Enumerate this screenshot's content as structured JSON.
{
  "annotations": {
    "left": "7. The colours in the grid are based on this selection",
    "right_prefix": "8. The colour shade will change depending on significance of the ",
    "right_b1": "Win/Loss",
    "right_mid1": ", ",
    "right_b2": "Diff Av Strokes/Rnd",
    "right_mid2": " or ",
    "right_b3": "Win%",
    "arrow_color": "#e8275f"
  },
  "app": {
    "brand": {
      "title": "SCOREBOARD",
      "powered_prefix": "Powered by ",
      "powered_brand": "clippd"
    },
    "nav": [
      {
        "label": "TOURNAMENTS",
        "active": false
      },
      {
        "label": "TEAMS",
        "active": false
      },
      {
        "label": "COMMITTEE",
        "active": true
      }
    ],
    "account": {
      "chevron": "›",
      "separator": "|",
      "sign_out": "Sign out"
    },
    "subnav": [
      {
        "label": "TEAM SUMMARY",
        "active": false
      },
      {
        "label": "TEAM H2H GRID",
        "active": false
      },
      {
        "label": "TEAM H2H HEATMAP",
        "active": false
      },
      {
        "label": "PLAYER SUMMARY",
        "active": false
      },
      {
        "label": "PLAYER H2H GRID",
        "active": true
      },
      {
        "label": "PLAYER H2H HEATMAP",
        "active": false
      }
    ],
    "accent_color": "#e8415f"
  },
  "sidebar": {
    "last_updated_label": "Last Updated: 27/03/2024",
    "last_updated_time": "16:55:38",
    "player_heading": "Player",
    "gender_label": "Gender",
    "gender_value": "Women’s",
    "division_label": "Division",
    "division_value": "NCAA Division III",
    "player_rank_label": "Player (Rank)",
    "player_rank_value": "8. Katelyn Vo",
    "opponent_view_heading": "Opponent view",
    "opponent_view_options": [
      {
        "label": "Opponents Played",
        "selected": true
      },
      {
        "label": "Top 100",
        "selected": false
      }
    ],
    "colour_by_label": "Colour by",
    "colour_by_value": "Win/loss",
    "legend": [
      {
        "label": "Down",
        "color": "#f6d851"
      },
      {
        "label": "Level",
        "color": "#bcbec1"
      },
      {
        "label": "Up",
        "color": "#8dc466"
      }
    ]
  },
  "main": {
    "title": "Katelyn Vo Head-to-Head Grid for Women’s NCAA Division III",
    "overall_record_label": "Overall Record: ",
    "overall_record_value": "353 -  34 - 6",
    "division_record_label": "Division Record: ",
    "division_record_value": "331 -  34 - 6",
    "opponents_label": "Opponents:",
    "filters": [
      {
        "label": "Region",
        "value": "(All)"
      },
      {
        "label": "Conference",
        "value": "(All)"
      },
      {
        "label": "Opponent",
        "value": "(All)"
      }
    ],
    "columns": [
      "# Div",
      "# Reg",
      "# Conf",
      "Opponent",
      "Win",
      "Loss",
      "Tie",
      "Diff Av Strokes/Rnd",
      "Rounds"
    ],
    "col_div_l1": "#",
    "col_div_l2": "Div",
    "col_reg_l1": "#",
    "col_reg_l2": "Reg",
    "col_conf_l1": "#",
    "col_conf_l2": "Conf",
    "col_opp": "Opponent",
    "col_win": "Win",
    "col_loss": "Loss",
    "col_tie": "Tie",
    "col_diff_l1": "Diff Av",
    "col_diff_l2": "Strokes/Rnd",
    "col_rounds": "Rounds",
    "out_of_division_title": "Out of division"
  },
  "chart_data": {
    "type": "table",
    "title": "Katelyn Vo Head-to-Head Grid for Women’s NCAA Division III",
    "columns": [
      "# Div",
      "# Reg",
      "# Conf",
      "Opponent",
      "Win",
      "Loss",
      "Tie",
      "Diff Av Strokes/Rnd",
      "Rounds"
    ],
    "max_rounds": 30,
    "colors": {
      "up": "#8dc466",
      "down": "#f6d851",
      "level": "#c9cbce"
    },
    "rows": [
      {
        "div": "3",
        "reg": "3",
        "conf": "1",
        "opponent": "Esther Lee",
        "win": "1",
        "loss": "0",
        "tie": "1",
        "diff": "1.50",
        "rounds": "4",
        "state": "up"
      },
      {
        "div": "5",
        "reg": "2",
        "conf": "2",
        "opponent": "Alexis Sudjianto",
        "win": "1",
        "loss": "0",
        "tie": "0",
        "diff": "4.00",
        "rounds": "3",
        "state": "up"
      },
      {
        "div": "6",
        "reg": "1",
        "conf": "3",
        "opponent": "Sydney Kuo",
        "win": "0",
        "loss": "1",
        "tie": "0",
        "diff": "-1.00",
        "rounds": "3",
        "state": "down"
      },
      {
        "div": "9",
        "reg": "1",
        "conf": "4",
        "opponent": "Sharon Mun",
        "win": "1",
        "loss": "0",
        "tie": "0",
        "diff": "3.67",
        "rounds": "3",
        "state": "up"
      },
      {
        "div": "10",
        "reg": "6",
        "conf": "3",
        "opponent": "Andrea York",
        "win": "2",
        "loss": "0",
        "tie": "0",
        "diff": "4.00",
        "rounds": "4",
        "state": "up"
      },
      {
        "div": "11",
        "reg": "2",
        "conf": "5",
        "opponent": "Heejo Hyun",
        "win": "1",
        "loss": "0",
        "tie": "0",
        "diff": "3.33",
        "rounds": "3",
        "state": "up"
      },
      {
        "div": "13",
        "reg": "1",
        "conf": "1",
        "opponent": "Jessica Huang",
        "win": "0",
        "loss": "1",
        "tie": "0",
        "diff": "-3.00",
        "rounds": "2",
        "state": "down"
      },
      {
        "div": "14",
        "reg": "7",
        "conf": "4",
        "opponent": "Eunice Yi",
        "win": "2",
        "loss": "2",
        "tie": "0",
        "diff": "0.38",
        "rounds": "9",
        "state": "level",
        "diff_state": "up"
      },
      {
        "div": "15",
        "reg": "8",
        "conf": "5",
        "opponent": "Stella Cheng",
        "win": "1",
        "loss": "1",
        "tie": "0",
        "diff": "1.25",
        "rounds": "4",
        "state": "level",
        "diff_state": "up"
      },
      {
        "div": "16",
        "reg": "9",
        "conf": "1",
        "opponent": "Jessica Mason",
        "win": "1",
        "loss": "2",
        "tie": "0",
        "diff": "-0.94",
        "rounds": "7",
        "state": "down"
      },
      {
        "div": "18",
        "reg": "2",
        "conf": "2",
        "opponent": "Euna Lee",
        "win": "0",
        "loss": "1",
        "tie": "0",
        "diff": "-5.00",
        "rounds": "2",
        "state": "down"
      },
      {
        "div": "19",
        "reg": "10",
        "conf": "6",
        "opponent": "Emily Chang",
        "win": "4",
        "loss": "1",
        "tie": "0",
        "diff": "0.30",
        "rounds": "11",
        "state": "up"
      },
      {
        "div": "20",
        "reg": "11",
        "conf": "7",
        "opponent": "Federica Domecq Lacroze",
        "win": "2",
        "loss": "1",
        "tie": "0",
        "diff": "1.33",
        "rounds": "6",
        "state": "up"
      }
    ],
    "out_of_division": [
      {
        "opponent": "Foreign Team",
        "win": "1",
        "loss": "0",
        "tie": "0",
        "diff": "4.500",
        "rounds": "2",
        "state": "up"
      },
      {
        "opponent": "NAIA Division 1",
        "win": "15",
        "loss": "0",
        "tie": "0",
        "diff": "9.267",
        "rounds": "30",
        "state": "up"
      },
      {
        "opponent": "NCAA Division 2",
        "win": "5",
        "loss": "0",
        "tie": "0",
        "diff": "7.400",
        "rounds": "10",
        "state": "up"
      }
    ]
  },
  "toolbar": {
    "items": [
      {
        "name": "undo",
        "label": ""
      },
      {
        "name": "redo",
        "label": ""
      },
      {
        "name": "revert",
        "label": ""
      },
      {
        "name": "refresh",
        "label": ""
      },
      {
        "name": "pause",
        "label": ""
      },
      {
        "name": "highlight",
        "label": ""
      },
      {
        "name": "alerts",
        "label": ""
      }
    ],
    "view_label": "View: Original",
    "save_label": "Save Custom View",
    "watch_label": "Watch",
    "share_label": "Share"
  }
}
──────
## Objective
Pick every line with "this" in it and copy it.

## Answer in full
Enumerate this screenshot's content as structured JSON.
    "left": "7. The colours in the grid are based on this selection",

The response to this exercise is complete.